> [Recorded data]

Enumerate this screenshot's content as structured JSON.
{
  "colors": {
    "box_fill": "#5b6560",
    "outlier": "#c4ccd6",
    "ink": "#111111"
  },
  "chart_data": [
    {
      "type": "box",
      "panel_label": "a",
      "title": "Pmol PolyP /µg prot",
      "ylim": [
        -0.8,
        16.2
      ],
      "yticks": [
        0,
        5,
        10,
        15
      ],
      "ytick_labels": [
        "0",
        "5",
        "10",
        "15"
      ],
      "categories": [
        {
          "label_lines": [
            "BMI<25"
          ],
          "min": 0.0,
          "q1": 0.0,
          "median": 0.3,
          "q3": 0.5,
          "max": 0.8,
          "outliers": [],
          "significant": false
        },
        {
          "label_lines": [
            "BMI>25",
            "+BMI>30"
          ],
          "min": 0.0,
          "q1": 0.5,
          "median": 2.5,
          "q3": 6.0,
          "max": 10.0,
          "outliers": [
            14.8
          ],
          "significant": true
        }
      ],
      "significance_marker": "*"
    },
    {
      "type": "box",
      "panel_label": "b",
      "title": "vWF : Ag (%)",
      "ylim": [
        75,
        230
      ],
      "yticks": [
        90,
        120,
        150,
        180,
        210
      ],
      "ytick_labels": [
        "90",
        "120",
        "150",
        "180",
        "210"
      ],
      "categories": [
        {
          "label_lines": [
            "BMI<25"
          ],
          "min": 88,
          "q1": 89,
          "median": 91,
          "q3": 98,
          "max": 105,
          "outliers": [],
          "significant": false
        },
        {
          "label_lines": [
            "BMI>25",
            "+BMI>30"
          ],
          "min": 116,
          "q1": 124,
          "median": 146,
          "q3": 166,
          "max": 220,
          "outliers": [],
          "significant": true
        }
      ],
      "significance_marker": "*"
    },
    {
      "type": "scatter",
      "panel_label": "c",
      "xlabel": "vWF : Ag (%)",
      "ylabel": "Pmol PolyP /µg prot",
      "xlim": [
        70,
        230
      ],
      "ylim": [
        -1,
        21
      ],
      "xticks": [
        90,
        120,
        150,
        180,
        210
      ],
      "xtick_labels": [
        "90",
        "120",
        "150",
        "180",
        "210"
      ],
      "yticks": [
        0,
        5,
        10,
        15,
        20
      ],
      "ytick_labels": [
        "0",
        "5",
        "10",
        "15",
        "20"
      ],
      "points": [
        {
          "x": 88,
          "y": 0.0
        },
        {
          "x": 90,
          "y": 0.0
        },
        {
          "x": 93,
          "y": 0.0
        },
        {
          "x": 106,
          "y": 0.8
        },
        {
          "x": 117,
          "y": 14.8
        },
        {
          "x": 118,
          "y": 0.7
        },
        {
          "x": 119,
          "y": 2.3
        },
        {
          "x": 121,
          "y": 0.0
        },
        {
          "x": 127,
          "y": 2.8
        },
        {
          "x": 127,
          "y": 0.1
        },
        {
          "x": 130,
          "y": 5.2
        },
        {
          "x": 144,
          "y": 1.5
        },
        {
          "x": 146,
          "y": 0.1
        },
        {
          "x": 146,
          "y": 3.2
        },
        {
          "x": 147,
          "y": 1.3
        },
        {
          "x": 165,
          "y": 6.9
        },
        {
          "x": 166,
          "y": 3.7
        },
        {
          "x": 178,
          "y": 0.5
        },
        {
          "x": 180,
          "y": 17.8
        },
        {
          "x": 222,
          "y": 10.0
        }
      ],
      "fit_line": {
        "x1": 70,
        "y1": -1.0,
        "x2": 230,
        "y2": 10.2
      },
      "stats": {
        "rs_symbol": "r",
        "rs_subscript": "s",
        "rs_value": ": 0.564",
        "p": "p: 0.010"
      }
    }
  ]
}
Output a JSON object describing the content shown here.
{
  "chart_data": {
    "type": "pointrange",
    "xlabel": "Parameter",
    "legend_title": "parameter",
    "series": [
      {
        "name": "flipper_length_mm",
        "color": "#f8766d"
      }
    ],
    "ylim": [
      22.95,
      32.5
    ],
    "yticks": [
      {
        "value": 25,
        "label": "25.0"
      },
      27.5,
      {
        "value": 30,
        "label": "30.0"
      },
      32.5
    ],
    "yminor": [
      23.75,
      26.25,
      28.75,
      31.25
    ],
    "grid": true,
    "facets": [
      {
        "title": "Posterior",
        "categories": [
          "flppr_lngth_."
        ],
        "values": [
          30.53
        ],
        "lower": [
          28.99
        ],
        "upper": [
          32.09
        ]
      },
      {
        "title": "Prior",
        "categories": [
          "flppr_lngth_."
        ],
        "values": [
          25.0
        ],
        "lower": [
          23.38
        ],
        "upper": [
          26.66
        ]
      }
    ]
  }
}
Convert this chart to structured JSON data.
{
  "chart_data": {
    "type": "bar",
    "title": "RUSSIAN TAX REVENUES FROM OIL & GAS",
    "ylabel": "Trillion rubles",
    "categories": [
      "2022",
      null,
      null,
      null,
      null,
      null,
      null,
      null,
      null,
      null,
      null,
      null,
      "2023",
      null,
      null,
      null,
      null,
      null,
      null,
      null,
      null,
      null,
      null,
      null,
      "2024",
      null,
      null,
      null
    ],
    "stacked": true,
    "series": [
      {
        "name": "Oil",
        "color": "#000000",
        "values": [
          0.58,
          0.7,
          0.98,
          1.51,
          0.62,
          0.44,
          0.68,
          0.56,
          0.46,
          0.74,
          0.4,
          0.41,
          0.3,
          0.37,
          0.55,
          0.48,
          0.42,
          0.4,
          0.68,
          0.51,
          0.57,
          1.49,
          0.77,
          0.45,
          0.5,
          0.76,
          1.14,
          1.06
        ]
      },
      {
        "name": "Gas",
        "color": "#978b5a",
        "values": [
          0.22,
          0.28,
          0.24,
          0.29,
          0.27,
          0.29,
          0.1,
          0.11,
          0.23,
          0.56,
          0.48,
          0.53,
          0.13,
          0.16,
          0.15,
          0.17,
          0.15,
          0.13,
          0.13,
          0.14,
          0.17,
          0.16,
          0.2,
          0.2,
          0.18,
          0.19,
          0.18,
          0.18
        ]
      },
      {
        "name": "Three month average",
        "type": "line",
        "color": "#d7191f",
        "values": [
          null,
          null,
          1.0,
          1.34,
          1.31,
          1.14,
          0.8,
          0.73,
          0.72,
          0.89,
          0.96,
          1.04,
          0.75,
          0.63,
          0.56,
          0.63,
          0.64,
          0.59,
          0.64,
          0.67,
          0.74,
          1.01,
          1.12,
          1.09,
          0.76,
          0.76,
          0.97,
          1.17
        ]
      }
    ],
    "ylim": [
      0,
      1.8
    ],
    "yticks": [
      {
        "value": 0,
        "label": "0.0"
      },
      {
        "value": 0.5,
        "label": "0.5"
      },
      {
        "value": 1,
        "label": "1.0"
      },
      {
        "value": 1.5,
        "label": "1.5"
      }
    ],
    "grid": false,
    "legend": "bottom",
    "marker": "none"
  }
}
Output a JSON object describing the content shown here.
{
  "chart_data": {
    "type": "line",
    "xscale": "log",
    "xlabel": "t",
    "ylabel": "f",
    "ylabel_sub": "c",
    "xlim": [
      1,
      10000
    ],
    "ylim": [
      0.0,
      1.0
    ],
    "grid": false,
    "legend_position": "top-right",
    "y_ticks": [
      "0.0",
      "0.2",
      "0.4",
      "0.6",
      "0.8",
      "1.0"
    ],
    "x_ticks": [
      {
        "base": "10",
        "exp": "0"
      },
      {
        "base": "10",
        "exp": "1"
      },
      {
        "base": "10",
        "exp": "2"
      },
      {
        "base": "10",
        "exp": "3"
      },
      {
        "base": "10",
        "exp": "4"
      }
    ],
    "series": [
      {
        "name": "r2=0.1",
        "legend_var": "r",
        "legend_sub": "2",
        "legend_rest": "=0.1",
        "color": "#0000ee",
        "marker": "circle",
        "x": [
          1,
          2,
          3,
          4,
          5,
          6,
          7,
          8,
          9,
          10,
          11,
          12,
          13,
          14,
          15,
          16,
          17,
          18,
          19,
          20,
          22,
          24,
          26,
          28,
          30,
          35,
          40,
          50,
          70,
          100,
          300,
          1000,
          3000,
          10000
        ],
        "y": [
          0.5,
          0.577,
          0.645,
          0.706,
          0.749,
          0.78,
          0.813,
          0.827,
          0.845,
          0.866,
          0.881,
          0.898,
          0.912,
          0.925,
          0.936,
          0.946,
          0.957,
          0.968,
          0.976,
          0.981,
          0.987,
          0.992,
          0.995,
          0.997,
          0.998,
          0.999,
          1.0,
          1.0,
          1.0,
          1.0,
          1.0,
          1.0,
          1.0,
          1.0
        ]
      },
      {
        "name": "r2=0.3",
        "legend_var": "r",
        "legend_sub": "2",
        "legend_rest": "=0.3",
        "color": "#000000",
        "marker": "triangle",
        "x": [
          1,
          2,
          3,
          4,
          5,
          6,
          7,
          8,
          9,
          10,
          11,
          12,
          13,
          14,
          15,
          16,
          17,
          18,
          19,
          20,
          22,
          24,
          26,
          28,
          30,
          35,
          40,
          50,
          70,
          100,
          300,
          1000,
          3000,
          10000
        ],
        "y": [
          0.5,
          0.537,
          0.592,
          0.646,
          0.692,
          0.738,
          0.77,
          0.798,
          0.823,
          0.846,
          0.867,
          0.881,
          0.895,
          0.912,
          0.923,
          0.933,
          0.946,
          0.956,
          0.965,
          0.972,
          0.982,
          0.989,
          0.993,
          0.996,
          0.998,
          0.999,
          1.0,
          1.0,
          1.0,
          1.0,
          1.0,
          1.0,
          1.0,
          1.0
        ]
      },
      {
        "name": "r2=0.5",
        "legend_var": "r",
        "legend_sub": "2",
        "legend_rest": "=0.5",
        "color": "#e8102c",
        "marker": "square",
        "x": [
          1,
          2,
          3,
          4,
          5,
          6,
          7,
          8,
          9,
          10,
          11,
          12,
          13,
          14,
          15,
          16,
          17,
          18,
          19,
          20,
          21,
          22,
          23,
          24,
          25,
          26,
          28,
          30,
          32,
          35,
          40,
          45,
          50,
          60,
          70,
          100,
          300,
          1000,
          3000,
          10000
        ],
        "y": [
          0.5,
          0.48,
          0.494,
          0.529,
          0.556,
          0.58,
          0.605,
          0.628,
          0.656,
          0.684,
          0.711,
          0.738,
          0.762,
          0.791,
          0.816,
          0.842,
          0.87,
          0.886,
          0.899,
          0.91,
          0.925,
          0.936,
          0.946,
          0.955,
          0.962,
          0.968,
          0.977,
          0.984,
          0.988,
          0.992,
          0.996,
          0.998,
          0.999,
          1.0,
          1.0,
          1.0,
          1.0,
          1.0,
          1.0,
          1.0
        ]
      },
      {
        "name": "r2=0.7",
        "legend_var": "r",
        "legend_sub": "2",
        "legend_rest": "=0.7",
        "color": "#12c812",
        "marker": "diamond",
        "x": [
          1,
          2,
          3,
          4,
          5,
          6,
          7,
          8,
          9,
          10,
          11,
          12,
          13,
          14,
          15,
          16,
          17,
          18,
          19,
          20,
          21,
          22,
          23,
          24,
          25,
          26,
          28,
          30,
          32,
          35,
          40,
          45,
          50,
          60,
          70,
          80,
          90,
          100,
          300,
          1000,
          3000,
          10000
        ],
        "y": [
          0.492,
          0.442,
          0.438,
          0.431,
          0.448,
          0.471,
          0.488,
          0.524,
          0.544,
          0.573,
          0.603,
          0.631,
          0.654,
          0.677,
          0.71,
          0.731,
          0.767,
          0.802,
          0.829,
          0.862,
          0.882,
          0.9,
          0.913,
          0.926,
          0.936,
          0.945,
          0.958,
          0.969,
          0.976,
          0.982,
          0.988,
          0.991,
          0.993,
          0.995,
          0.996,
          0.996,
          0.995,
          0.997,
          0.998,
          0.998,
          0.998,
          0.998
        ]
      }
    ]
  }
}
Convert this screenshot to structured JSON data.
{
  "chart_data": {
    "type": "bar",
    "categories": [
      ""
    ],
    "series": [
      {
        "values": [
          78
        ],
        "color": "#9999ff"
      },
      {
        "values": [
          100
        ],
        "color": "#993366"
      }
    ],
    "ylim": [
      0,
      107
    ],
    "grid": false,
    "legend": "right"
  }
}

> [Problem requirements] Using the material above, extract the line that contains "Convert this screenshot" and every line after it, exactly as given; stop at the last line.

> [Task response]
Convert this screenshot to structured JSON data.
{
  "chart_data": {
    "type": "bar",
    "categories": [
      ""
    ],
    "series": [
      {
        "values": [
          78
        ],
        "color": "#9999ff"
      },
      {
        "values": [
          100
        ],
        "color": "#993366"
      }
    ],
    "ylim": [
      0,
      107
    ],
    "grid": false,
    "legend": "right"
  }
}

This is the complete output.